**Task objective:** Exact repetition of every entry is required.

[Begin Information provided]

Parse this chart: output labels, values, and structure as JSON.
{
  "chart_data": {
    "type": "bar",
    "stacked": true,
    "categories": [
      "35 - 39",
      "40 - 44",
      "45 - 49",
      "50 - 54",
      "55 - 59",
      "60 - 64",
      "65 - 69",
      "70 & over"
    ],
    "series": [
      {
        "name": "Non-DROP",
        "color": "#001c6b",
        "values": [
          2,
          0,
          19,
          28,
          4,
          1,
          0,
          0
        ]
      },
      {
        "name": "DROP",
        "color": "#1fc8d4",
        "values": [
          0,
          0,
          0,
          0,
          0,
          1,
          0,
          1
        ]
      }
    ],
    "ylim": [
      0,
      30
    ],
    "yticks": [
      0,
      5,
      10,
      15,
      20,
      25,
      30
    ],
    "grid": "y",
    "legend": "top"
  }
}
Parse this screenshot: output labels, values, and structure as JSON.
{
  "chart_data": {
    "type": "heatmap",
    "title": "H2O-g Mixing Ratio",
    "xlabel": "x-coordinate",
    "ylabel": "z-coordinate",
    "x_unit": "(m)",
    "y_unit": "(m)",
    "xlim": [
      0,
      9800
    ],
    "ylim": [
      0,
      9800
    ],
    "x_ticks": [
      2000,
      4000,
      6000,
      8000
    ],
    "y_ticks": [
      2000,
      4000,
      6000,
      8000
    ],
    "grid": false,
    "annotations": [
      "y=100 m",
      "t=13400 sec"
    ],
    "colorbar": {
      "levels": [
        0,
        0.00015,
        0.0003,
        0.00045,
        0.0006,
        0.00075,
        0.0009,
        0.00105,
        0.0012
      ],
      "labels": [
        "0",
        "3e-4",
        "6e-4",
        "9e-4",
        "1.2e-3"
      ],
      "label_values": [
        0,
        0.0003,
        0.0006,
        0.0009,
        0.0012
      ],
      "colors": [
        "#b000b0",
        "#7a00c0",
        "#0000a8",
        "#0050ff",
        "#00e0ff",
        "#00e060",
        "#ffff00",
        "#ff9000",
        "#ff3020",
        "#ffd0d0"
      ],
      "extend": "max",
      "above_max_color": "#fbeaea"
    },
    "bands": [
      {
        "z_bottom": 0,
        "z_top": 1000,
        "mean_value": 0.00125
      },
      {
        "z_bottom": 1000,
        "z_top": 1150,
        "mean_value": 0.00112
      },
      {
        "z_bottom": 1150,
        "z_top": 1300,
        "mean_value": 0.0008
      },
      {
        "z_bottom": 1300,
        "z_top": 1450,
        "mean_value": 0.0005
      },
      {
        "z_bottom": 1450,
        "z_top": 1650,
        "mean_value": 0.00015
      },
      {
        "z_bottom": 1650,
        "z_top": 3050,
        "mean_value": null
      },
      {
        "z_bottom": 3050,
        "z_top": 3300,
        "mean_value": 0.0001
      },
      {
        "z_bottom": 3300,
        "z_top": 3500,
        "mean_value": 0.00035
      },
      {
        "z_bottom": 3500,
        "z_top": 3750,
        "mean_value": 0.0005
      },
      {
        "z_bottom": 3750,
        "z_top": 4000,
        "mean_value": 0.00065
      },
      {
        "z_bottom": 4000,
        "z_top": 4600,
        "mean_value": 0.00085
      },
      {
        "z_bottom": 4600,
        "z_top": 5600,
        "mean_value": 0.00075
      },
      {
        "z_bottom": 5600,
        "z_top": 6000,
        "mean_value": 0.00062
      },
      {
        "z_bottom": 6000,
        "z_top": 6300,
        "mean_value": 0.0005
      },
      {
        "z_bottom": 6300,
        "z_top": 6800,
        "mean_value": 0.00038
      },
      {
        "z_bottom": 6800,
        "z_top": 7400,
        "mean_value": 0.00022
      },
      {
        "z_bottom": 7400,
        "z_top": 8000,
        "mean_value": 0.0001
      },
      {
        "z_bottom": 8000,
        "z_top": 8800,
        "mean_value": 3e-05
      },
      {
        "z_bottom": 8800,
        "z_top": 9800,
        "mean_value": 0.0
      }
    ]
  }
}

[End Information provided]

**Task result:**
Parse this chart: output labels, values, and structure as JSON.
{
  "chart_data": {
    "type": "bar",
    "stacked": true,
    "categories": [
      "35 - 39",
      "40 - 44",
      "45 - 49",
      "50 - 54",
      "55 - 59",
      "60 - 64",
      "65 - 69",
      "70 & over"
    ],
    "series": [
      {
        "name": "Non-DROP",
        "color": "#001c6b",
        "values": [
          2,
          0,
          19,
          28,
          4,
          1,
          0,
          0
        ]
      },
      {
        "name": "DROP",
        "color": "#1fc8d4",
        "values": [
          0,
          0,
          0,
          0,
          0,
          1,
          0,
          1
        ]
      }
    ],
    "ylim": [
      0,
      30
    ],
    "yticks": [
      0,
      5,
      10,
      15,
      20,
      25,
      30
    ],
    "grid": "y",
    "legend": "top"
  }
}
Parse this screenshot: output labels, values, and structure as JSON.
{
  "chart_data": {
    "type": "heatmap",
    "title": "H2O-g Mixing Ratio",
    "xlabel": "x-coordinate",
    "ylabel": "z-coordinate",
    "x_unit": "(m)",
    "y_unit": "(m)",
    "xlim": [
      0,
      9800
    ],
    "ylim": [
      0,
      9800
    ],
    "x_ticks": [
      2000,
      4000,
      6000,
      8000
    ],
    "y_ticks": [
      2000,
      4000,
      6000,
      8000
    ],
    "grid": false,
    "annotations": [
      "y=100 m",
      "t=13400 sec"
    ],
    "colorbar": {
      "levels": [
        0,
        0.00015,
        0.0003,
        0.00045,
        0.0006,
        0.00075,
        0.0009,
        0.00105,
        0.0012
      ],
      "labels": [
        "0",
        "3e-4",
        "6e-4",
        "9e-4",
        "1.2e-3"
      ],
      "label_values": [
        0,
        0.0003,
        0.0006,
        0.0009,
        0.0012
      ],
      "colors": [
        "#b000b0",
        "#7a00c0",
        "#0000a8",
        "#0050ff",
        "#00e0ff",
        "#00e060",
        "#ffff00",
        "#ff9000",
        "#ff3020",
        "#ffd0d0"
      ],
      "extend": "max",
      "above_max_color": "#fbeaea"
    },
    "bands": [
      {
        "z_bottom": 0,
        "z_top": 1000,
        "mean_value": 0.00125
      },
      {
        "z_bottom": 1000,
        "z_top": 1150,
        "mean_value": 0.00112
      },
      {
        "z_bottom": 1150,
        "z_top": 1300,
        "mean_value": 0.0008
      },
      {
        "z_bottom": 1300,
        "z_top": 1450,
        "mean_value": 0.0005
      },
      {
        "z_bottom": 1450,
        "z_top": 1650,
        "mean_value": 0.00015
      },
      {
        "z_bottom": 1650,
        "z_top": 3050,
        "mean_value": null
      },
      {
        "z_bottom": 3050,
        "z_top": 3300,
        "mean_value": 0.0001
      },
      {
        "z_bottom": 3300,
        "z_top": 3500,
        "mean_value": 0.00035
      },
      {
        "z_bottom": 3500,
        "z_top": 3750,
        "mean_value": 0.0005
      },
      {
        "z_bottom": 3750,
        "z_top": 4000,
        "mean_value": 0.00065
      },
      {
        "z_bottom": 4000,
        "z_top": 4600,
        "mean_value": 0.00085
      },
      {
        "z_bottom": 4600,
        "z_top": 5600,
        "mean_value": 0.00075
      },
      {
        "z_bottom": 5600,
        "z_top": 6000,
        "mean_value": 0.00062
      },
      {
        "z_bottom": 6000,
        "z_top": 6300,
        "mean_value": 0.0005
      },
      {
        "z_bottom": 6300,
        "z_top": 6800,
        "mean_value": 0.00038
      },
      {
        "z_bottom": 6800,
        "z_top": 7400,
        "mean_value": 0.00022
      },
      {
        "z_bottom": 7400,
        "z_top": 8000,
        "mean_value": 0.0001
      },
      {
        "z_bottom": 8000,
        "z_top": 8800,
        "mean_value": 3e-05
      },
      {
        "z_bottom": 8800,
        "z_top": 9800,
        "mean_value": 0.0
      }
    ]
  }
}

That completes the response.